Written task: All of the lines below are to be printed again exactly; images are excluded from the output.

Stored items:
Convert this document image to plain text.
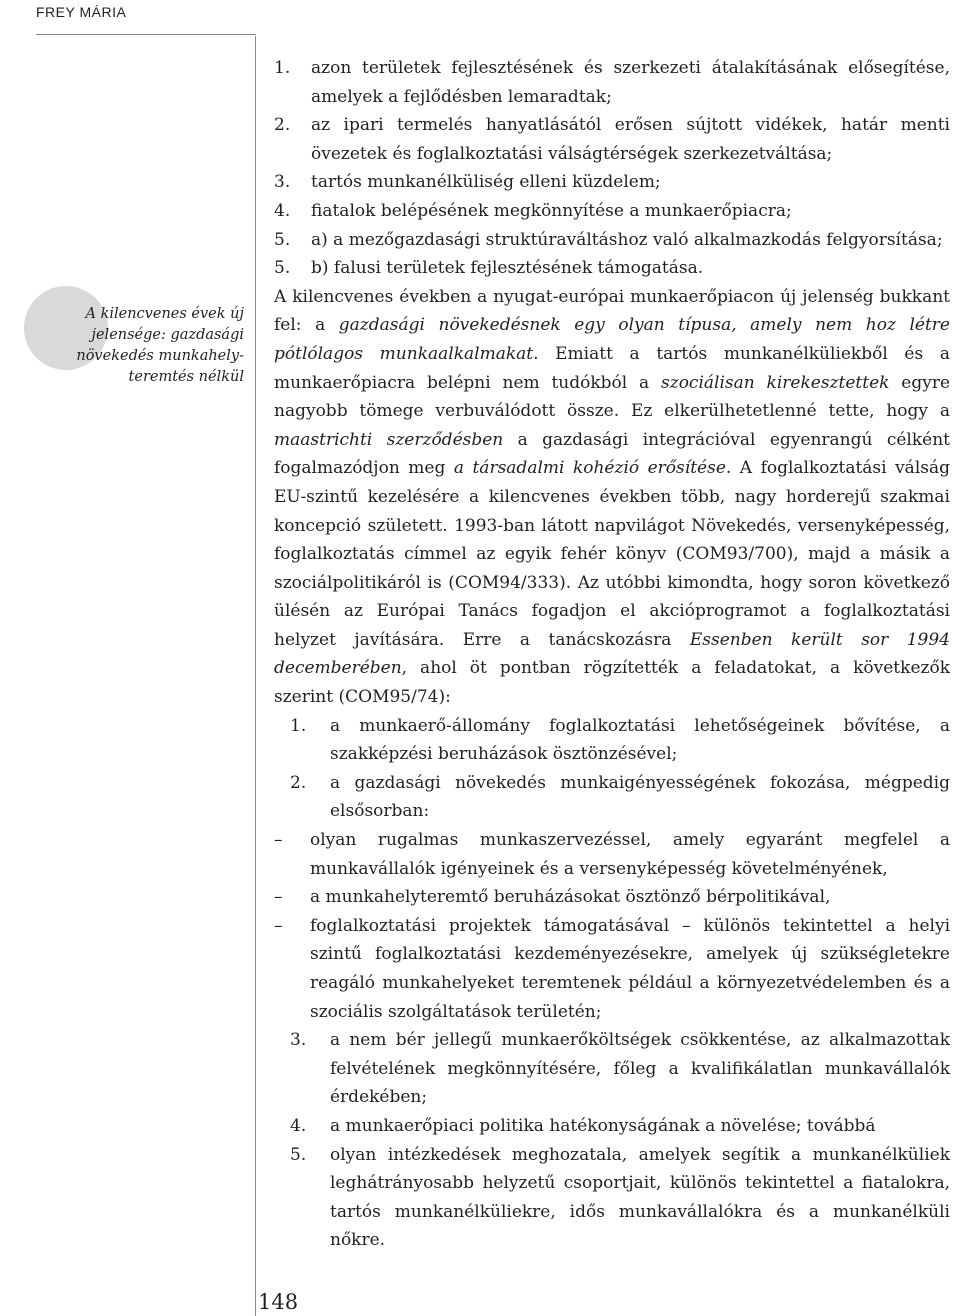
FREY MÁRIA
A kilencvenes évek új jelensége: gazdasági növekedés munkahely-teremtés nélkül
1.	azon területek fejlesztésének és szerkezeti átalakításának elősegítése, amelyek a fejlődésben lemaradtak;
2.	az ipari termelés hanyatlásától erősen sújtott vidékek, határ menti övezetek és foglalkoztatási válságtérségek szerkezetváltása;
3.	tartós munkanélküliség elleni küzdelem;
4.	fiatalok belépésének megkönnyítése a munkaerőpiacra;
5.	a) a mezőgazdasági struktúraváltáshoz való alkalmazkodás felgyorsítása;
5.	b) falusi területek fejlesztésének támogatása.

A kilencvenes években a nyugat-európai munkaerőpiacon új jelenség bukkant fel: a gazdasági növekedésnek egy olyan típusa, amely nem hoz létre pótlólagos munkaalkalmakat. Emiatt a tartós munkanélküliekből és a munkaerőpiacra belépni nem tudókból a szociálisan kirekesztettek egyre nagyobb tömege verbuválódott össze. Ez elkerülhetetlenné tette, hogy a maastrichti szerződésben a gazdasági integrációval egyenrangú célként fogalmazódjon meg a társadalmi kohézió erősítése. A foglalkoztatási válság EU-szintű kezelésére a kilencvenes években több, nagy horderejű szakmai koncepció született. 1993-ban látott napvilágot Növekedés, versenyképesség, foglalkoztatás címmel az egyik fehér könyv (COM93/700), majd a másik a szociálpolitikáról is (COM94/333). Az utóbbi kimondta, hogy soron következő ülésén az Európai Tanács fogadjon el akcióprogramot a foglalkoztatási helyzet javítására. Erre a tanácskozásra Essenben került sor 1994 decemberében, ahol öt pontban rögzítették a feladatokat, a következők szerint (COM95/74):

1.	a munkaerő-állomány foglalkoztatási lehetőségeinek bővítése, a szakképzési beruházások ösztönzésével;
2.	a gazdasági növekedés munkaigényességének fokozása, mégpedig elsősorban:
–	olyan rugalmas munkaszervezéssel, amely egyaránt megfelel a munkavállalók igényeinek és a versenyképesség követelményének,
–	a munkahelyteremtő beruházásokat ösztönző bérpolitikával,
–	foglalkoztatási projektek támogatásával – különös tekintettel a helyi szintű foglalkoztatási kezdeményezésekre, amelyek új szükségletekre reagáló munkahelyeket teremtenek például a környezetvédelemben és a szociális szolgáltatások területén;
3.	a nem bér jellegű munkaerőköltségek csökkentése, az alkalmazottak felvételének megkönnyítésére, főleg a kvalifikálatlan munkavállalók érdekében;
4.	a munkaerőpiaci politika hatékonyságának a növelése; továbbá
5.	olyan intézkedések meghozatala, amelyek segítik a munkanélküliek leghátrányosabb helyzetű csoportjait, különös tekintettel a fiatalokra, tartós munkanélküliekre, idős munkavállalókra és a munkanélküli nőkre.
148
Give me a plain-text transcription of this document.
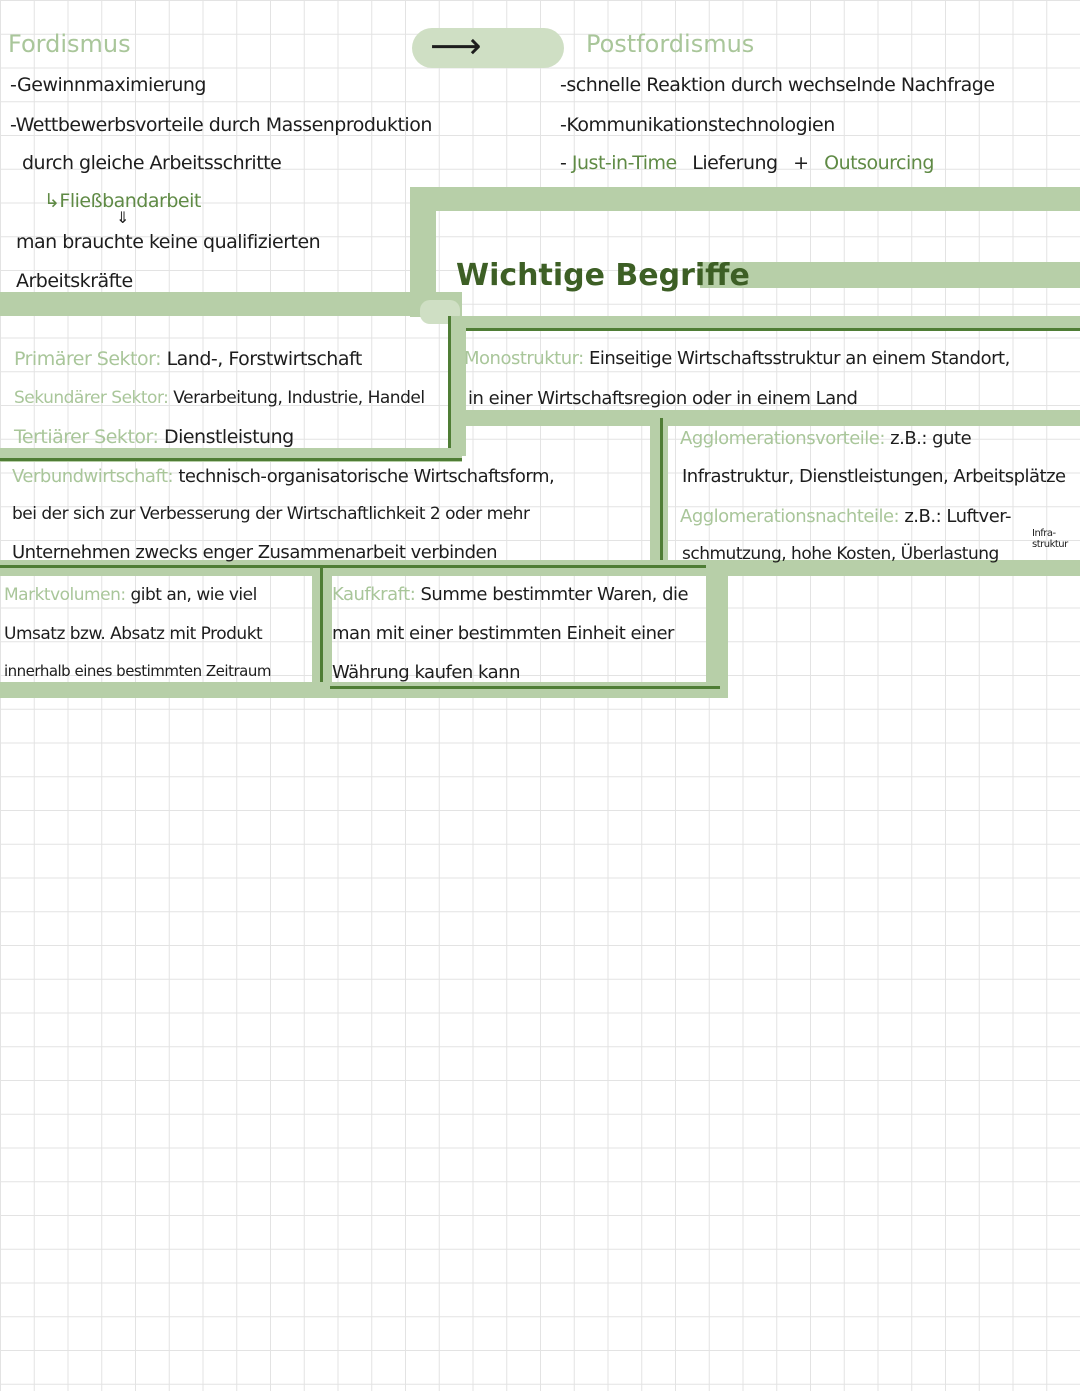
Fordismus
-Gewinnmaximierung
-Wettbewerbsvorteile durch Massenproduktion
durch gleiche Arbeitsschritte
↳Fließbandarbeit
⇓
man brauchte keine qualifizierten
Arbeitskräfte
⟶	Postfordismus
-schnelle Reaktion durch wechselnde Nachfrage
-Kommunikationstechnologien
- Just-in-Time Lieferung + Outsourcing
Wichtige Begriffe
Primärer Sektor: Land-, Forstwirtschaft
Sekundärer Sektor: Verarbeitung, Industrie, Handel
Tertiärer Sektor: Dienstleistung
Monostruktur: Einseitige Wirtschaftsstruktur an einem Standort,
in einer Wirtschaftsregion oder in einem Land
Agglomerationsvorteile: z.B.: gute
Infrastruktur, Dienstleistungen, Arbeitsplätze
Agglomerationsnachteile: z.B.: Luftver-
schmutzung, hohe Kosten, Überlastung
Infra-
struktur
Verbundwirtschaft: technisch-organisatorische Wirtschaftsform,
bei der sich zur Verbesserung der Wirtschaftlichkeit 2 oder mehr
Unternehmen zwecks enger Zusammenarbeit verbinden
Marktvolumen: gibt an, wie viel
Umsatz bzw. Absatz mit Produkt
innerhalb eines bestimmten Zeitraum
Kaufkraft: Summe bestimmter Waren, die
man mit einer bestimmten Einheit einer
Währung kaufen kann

Final answer:
Convert this document image to plain text.
FREY MÁRIA
A kilencvenes évek új jelensége: gazdasági növekedés munkahely-teremtés nélkül
1.	azon területek fejlesztésének és szerkezeti átalakításának elősegítése, amelyek a fejlődésben lemaradtak;
2.	az ipari termelés hanyatlásától erősen sújtott vidékek, határ menti övezetek és foglalkoztatási válságtérségek szerkezetváltása;
3.	tartós munkanélküliség elleni küzdelem;
4.	fiatalok belépésének megkönnyítése a munkaerőpiacra;
5.	a) a mezőgazdasági struktúraváltáshoz való alkalmazkodás felgyorsítása;
5.	b) falusi területek fejlesztésének támogatása.

A kilencvenes években a nyugat-európai munkaerőpiacon új jelenség bukkant fel: a gazdasági növekedésnek egy olyan típusa, amely nem hoz létre pótlólagos munkaalkalmakat. Emiatt a tartós munkanélküliekből és a munkaerőpiacra belépni nem tudókból a szociálisan kirekesztettek egyre nagyobb tömege verbuválódott össze. Ez elkerülhetetlenné tette, hogy a maastrichti szerződésben a gazdasági integrációval egyenrangú célként fogalmazódjon meg a társadalmi kohézió erősítése. A foglalkoztatási válság EU-szintű kezelésére a kilencvenes években több, nagy horderejű szakmai koncepció született. 1993-ban látott napvilágot Növekedés, versenyképesség, foglalkoztatás címmel az egyik fehér könyv (COM93/700), majd a másik a szociálpolitikáról is (COM94/333). Az utóbbi kimondta, hogy soron következő ülésén az Európai Tanács fogadjon el akcióprogramot a foglalkoztatási helyzet javítására. Erre a tanácskozásra Essenben került sor 1994 decemberében, ahol öt pontban rögzítették a feladatokat, a következők szerint (COM95/74):

1.	a munkaerő-állomány foglalkoztatási lehetőségeinek bővítése, a szakképzési beruházások ösztönzésével;
2.	a gazdasági növekedés munkaigényességének fokozása, mégpedig elsősorban:
–	olyan rugalmas munkaszervezéssel, amely egyaránt megfelel a munkavállalók igényeinek és a versenyképesség követelményének,
–	a munkahelyteremtő beruházásokat ösztönző bérpolitikával,
–	foglalkoztatási projektek támogatásával – különös tekintettel a helyi szintű foglalkoztatási kezdeményezésekre, amelyek új szükségletekre reagáló munkahelyeket teremtenek például a környezetvédelemben és a szociális szolgáltatások területén;
3.	a nem bér jellegű munkaerőköltségek csökkentése, az alkalmazottak felvételének megkönnyítésére, főleg a kvalifikálatlan munkavállalók érdekében;
4.	a munkaerőpiaci politika hatékonyságának a növelése; továbbá
5.	olyan intézkedések meghozatala, amelyek segítik a munkanélküliek leghátrányosabb helyzetű csoportjait, különös tekintettel a fiatalokra, tartós munkanélküliekre, idős munkavállalókra és a munkanélküli nőkre.
148
Give me a plain-text transcription of this document.
Fordismus
-Gewinnmaximierung
-Wettbewerbsvorteile durch Massenproduktion
durch gleiche Arbeitsschritte
↳Fließbandarbeit
⇓
man brauchte keine qualifizierten
Arbeitskräfte
⟶	Postfordismus
-schnelle Reaktion durch wechselnde Nachfrage
-Kommunikationstechnologien
- Just-in-Time Lieferung + Outsourcing
Wichtige Begriffe
Primärer Sektor: Land-, Forstwirtschaft
Sekundärer Sektor: Verarbeitung, Industrie, Handel
Tertiärer Sektor: Dienstleistung
Monostruktur: Einseitige Wirtschaftsstruktur an einem Standort,
in einer Wirtschaftsregion oder in einem Land
Agglomerationsvorteile: z.B.: gute
Infrastruktur, Dienstleistungen, Arbeitsplätze
Agglomerationsnachteile: z.B.: Luftver-
schmutzung, hohe Kosten, Überlastung
Infra-
struktur
Verbundwirtschaft: technisch-organisatorische Wirtschaftsform,
bei der sich zur Verbesserung der Wirtschaftlichkeit 2 oder mehr
Unternehmen zwecks enger Zusammenarbeit verbinden
Marktvolumen: gibt an, wie viel
Umsatz bzw. Absatz mit Produkt
innerhalb eines bestimmten Zeitraum
Kaufkraft: Summe bestimmter Waren, die
man mit einer bestimmten Einheit einer
Währung kaufen kann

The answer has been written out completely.